═══ Source ═══

How to Choose a CCD Camera
There
are lots of things to consider when choosing a CCD camera, and it can
be a confusing process. As described below, your choice of
camera will partly depend upon the quality of your imaging site, as
well as your telescope. This is not meant to be a comprehensive
review of the
subject, but if you read through it carefully, I think that you will
have a good understanding of the more important issues.
Pixel Size:
Image resolution is largely related to a characteristic of your system
known as "image
scale," expressed as arcseconds per pixel. For simplicity's sake,
we are ignoring the influence of your optics and tracking on image
resolution, although these factors are obviously important as
well. The image scale of
your system is dependent upon only two factors- your CCD camera's pixel
size, and your telescope's effective focal length. A low number
for image scale (like 0.5 arcsec/pixel) means high resolution, and a
high number for image scale (like 10 arcsec/pixel) means lower
resolution. This makes sense- if 10 arcsec worth of data are
represented by only one pixel, you have essentially crammed all of that
detail into one point! Calculation of image scale (in units of
arcsec/pixel) is easy: 206 x pixel size (in microns) / effective
focal
length (in mm). Ron Wodaski has a nice calculator available on his
website for this purpose. Stan Moore has an excellent
discussion of CCD pixel size on his website.

═══ Data ═══

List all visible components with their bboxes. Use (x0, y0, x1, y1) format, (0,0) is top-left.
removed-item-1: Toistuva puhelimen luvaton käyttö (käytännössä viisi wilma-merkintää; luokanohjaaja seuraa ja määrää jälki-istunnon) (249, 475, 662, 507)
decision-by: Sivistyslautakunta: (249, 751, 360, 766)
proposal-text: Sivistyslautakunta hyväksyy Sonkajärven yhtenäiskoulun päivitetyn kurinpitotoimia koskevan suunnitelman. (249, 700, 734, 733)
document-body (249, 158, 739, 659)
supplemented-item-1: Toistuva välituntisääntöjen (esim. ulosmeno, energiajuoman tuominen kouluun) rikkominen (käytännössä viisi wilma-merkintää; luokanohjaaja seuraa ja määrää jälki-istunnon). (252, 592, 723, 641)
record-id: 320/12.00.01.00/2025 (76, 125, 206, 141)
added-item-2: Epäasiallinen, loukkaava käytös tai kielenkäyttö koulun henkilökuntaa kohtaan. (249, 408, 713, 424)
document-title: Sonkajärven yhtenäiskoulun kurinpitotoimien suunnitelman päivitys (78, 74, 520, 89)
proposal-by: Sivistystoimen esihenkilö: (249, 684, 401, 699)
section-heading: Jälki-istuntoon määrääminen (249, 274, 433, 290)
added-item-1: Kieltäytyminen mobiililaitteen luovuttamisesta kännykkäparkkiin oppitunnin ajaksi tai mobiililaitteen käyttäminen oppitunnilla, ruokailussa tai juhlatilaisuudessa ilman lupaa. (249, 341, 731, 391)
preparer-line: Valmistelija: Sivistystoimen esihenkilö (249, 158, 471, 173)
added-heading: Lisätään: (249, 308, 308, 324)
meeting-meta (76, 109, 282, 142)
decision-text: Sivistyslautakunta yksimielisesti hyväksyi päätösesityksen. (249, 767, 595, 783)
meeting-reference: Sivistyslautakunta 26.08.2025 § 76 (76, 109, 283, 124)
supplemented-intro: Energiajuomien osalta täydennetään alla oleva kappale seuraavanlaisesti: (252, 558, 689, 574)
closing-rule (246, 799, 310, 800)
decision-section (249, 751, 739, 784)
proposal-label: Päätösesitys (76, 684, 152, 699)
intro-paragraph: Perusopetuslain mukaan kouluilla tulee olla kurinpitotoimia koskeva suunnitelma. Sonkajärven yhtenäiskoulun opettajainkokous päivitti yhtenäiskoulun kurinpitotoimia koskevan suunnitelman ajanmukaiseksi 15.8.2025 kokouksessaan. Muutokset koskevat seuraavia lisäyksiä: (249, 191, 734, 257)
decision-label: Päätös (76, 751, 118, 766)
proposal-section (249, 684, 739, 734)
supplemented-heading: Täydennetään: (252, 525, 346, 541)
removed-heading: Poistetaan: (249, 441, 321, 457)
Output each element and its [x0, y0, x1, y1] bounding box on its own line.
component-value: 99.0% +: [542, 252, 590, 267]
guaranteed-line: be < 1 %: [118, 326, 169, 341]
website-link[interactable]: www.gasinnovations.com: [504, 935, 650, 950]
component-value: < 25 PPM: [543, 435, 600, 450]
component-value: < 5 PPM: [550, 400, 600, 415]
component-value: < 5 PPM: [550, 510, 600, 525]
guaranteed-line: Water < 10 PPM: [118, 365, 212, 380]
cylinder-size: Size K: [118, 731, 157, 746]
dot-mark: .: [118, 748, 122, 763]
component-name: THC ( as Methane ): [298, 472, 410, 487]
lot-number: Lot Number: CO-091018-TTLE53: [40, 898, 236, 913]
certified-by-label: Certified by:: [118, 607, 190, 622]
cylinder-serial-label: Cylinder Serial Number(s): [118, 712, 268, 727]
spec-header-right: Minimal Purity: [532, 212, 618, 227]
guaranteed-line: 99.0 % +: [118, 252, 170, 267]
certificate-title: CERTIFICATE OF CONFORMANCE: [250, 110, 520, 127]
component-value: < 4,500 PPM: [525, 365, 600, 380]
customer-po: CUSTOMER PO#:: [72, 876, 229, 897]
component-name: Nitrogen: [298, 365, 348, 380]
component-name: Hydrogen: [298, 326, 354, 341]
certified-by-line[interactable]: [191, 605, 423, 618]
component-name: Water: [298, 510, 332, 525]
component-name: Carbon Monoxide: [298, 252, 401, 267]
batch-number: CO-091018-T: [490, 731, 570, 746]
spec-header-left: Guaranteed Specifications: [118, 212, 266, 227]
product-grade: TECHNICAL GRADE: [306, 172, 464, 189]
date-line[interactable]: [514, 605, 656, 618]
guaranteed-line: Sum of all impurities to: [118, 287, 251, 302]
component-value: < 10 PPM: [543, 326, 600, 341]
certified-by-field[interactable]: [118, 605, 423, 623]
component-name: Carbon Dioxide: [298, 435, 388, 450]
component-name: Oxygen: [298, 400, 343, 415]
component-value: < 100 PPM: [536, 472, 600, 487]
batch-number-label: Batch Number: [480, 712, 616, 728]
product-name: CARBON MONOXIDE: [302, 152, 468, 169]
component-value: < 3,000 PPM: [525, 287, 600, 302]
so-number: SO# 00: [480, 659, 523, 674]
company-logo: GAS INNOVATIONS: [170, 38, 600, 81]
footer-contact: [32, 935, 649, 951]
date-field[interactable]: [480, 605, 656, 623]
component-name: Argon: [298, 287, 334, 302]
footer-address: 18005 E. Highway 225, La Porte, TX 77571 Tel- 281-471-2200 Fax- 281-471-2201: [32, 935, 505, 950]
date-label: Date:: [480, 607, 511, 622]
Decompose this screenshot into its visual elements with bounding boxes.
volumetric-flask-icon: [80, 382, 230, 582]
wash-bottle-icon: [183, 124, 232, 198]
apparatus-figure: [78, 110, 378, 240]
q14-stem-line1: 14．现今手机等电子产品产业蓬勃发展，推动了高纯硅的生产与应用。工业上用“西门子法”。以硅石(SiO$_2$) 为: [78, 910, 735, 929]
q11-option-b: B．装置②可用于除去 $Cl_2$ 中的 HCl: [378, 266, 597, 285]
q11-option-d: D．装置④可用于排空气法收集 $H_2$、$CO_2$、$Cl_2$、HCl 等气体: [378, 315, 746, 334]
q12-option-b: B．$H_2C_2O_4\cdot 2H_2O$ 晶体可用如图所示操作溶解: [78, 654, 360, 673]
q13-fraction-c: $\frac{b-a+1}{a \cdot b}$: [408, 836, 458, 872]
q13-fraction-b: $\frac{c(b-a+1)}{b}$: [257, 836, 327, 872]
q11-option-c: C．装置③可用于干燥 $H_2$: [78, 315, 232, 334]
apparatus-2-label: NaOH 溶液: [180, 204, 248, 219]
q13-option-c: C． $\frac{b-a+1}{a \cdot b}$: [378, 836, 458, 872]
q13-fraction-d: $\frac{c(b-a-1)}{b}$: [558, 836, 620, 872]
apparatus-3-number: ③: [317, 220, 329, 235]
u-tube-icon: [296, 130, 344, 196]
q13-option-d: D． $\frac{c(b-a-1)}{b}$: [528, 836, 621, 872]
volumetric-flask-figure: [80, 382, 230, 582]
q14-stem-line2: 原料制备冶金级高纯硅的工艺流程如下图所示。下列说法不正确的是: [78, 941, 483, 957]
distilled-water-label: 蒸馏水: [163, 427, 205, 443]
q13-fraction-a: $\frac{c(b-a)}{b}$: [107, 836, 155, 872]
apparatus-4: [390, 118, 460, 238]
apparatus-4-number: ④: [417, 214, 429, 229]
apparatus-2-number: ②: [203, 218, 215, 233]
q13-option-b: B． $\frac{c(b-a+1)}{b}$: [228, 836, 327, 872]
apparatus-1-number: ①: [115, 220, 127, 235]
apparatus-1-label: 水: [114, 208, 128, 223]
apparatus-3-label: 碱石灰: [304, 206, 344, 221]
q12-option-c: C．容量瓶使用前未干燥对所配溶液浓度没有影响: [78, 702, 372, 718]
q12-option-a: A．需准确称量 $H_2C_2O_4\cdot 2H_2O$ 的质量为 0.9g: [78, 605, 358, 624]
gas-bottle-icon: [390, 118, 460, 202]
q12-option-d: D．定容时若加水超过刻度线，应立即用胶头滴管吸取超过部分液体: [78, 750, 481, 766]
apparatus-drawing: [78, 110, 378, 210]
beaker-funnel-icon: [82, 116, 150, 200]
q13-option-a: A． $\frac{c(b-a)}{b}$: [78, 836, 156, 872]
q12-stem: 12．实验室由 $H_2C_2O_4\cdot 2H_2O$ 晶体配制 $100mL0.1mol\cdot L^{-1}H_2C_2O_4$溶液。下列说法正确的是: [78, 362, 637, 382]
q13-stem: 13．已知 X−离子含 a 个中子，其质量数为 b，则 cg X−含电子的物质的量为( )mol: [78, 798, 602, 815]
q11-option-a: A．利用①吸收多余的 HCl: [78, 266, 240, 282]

═══

» **Required work**:
1. In the guide to choosing a CCD camera, which two factors determine a system's image scale?
2. Continue the guide to choosing a CCD camera, picking up right after its final sentence.

» **Outputs in order**:
1. The CCD camera's pixel size and the telescope's effective focal length.

2.
Regardless of your image scale, however, the best resolution that you
can achieve is still limited by your seeing conditions (as well as
optics and mount). For
instance, in my imaging location, seeing is typically around 3.5
arcseconds FWHM (full width at half maximum, which refers to the width
of the star profile measured at 1/2 the maximum pixel intensity of that
star). This means that the
best that I could resolve is only around 3.5"/pixel. So
what is the best image scale to aim for (in other words, what pixel
size should we want in our CCD camera, for a given focal length
telescope)? Surprisingly, it's not 3.5"/pixel at my site.
The Nyquist theorem suggests that in order to efficiently record this
information and convert it into digital format, our system should be
sampling the image more aggressively, by operating at an image scale of
about 1/3 times the seeing, or in this example 1/3 x 3.5", or
1.17"/pixel. (Actually, it should be 1/3.3 times the seeing, but
who's
counting). This means that my CCD camera/scope combination
should ideally have an image scale of 1.17"/pixel, in order to take
full advantage of my (suboptimal) seeing conditions and produce a
final resolution of approximately 3.5"/pixel.
This places a lower limit on the image scale that we should aim for
with our CCD camera/scope combination. Anything lower than this
is wasted effort for our seeing conditions, and in fact makes imaging
more difficult. In our example above, anything lower than about
1.17"/pixel will be associated with less sensitivity (smaller pixels)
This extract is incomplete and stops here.